┌──

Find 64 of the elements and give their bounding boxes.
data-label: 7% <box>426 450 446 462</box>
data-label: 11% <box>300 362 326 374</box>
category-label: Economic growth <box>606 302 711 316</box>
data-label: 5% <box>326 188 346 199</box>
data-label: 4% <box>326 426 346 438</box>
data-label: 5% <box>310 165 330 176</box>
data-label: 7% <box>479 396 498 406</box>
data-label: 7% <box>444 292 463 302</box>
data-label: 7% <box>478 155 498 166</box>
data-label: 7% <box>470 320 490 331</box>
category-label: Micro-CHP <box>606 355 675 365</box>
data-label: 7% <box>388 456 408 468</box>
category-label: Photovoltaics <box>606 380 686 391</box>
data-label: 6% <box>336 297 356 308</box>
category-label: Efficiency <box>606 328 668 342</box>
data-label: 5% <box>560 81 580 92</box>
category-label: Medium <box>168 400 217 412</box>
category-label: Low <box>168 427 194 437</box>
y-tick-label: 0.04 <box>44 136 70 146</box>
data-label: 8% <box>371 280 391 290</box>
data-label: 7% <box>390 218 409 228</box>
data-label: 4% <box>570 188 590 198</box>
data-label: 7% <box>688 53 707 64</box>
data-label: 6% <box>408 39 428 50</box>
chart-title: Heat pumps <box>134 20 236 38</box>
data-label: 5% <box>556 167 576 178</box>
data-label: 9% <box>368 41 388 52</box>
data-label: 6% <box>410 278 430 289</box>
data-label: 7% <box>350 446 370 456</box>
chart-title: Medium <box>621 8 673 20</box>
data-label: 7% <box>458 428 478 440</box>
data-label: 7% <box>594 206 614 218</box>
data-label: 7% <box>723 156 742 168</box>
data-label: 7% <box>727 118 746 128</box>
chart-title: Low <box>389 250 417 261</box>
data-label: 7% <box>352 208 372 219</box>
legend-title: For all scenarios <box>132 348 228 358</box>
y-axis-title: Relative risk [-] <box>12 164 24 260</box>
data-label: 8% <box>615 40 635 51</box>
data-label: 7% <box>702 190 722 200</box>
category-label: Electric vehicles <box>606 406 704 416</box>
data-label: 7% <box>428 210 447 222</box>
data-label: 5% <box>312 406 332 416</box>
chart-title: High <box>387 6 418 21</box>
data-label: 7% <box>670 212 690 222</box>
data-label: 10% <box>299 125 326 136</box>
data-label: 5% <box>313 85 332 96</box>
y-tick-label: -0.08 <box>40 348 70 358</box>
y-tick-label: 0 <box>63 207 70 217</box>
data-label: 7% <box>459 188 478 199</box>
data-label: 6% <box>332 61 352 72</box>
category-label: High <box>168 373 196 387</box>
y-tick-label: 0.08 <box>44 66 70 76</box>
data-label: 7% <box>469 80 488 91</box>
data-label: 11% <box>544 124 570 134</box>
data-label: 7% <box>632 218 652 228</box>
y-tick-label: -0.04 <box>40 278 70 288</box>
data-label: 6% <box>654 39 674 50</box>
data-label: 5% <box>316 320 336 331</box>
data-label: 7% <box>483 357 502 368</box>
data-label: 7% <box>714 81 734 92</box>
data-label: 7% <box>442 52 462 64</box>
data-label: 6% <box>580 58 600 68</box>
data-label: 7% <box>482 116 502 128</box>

└──

■ **The exercise**:
Set down every entry above again, line for line, with nothing altered.

■ **The answer**:
Find 64 of the elements and give their bounding boxes.
data-label: 7% <box>426 450 446 462</box>
data-label: 11% <box>300 362 326 374</box>
category-label: Economic growth <box>606 302 711 316</box>
data-label: 5% <box>326 188 346 199</box>
data-label: 4% <box>326 426 346 438</box>
data-label: 5% <box>310 165 330 176</box>
data-label: 7% <box>479 396 498 406</box>
data-label: 7% <box>444 292 463 302</box>
data-label: 7% <box>478 155 498 166</box>
data-label: 7% <box>470 320 490 331</box>
category-label: Micro-CHP <box>606 355 675 365</box>
data-label: 7% <box>388 456 408 468</box>
category-label: Photovoltaics <box>606 380 686 391</box>
data-label: 6% <box>336 297 356 308</box>
category-label: Efficiency <box>606 328 668 342</box>
data-label: 5% <box>560 81 580 92</box>
category-label: Medium <box>168 400 217 412</box>
category-label: Low <box>168 427 194 437</box>
y-tick-label: 0.04 <box>44 136 70 146</box>
data-label: 8% <box>371 280 391 290</box>
data-label: 7% <box>390 218 409 228</box>
data-label: 4% <box>570 188 590 198</box>
data-label: 7% <box>688 53 707 64</box>
data-label: 6% <box>408 39 428 50</box>
chart-title: Heat pumps <box>134 20 236 38</box>
data-label: 5% <box>556 167 576 178</box>
data-label: 9% <box>368 41 388 52</box>
data-label: 6% <box>410 278 430 289</box>
data-label: 7% <box>350 446 370 456</box>
chart-title: Medium <box>621 8 673 20</box>
data-label: 7% <box>458 428 478 440</box>
data-label: 7% <box>594 206 614 218</box>
data-label: 7% <box>723 156 742 168</box>
data-label: 7% <box>727 118 746 128</box>
chart-title: Low <box>389 250 417 261</box>
data-label: 7% <box>352 208 372 219</box>
legend-title: For all scenarios <box>132 348 228 358</box>
y-axis-title: Relative risk [-] <box>12 164 24 260</box>
data-label: 8% <box>615 40 635 51</box>
data-label: 7% <box>702 190 722 200</box>
category-label: Electric vehicles <box>606 406 704 416</box>
data-label: 7% <box>428 210 447 222</box>
data-label: 5% <box>312 406 332 416</box>
chart-title: High <box>387 6 418 21</box>
data-label: 7% <box>670 212 690 222</box>
data-label: 10% <box>299 125 326 136</box>
data-label: 5% <box>313 85 332 96</box>
y-tick-label: -0.08 <box>40 348 70 358</box>
y-tick-label: 0 <box>63 207 70 217</box>
data-label: 7% <box>459 188 478 199</box>
data-label: 6% <box>332 61 352 72</box>
category-label: High <box>168 373 196 387</box>
y-tick-label: 0.08 <box>44 66 70 76</box>
data-label: 7% <box>469 80 488 91</box>
data-label: 11% <box>544 124 570 134</box>
data-label: 7% <box>632 218 652 228</box>
y-tick-label: -0.04 <box>40 278 70 288</box>
data-label: 6% <box>654 39 674 50</box>
data-label: 5% <box>316 320 336 331</box>
data-label: 7% <box>483 357 502 368</box>
data-label: 7% <box>714 81 734 92</box>
data-label: 7% <box>442 52 462 64</box>
data-label: 6% <box>580 58 600 68</box>
data-label: 7% <box>482 116 502 128</box>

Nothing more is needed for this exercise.